» **Problem to solve**:
Tally up the lines carrying the string "over" and respond with only the resulting number.

[Dataset rows about figures]
Begin

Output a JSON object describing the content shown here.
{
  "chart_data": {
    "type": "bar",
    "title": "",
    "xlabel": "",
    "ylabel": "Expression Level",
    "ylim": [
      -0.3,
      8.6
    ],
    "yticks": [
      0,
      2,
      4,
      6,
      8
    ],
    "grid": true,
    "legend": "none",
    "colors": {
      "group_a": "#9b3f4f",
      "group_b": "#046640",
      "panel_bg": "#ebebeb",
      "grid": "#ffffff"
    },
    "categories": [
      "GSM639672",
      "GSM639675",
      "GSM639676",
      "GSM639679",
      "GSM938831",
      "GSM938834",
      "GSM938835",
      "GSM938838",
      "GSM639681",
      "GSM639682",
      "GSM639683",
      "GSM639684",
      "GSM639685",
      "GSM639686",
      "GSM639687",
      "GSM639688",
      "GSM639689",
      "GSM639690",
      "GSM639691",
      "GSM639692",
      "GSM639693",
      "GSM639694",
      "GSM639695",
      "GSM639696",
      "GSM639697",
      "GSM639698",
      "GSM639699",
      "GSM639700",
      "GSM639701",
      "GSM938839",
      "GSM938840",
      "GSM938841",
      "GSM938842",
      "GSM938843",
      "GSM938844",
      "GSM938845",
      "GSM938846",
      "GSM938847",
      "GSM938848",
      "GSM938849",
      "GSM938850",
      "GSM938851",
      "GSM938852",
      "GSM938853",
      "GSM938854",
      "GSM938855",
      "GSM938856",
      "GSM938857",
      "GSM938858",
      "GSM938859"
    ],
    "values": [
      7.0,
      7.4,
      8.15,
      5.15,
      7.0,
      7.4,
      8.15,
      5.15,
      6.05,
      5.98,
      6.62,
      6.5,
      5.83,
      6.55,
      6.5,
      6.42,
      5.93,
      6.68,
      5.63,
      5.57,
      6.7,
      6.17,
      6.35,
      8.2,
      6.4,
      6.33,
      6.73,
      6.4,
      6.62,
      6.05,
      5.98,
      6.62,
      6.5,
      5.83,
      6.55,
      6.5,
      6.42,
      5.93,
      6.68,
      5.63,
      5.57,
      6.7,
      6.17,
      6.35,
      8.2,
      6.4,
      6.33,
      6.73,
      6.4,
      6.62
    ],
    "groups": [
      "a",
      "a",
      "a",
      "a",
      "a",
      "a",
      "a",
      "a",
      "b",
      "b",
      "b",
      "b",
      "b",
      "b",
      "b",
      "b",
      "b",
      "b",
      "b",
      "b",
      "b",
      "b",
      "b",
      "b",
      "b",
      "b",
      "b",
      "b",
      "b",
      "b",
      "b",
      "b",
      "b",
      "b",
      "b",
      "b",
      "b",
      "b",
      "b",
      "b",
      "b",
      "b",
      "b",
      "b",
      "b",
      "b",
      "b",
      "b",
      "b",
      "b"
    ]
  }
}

End
Begin

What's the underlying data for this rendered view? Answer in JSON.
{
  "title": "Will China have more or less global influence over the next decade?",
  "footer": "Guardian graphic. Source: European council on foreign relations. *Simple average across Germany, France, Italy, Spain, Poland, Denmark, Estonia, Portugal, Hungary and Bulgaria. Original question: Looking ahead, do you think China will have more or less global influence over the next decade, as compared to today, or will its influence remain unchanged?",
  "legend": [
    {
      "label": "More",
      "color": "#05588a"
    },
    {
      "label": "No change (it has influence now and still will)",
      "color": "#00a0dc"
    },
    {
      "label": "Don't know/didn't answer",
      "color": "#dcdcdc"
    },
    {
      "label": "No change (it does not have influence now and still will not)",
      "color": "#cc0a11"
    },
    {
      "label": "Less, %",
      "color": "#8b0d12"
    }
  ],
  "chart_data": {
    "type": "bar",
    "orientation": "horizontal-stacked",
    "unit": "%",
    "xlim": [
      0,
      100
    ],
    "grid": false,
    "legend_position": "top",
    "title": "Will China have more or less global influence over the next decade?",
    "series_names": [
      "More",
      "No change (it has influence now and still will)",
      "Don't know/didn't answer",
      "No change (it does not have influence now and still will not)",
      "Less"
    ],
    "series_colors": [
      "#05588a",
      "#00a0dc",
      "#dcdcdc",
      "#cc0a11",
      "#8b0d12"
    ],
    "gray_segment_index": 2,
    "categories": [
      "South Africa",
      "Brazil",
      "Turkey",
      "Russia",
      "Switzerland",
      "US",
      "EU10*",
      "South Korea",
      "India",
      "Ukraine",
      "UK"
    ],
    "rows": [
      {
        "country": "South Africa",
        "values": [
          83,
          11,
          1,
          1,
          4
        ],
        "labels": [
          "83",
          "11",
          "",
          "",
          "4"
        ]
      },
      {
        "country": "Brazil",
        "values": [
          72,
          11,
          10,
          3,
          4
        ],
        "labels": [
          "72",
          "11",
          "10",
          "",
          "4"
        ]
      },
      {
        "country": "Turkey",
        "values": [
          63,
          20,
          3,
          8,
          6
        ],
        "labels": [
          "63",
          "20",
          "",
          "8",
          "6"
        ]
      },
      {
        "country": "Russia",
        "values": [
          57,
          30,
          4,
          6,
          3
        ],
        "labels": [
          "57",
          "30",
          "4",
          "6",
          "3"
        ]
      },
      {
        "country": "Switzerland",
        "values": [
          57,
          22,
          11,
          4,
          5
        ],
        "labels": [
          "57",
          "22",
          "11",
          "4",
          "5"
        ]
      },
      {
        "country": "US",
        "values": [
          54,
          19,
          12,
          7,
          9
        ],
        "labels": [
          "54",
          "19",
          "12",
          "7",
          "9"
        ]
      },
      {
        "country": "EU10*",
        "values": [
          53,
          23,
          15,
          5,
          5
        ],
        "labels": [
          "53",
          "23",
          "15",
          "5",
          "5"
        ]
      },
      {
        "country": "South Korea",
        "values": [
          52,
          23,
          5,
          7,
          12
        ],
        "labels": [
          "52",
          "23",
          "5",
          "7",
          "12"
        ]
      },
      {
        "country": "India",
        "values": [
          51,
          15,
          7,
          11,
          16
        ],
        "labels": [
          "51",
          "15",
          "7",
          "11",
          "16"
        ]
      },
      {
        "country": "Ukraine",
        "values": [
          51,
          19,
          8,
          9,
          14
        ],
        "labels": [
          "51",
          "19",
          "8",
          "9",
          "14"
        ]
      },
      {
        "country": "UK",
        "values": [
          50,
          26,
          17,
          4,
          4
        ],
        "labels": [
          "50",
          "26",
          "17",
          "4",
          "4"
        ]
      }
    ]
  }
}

End

» **Response**:
3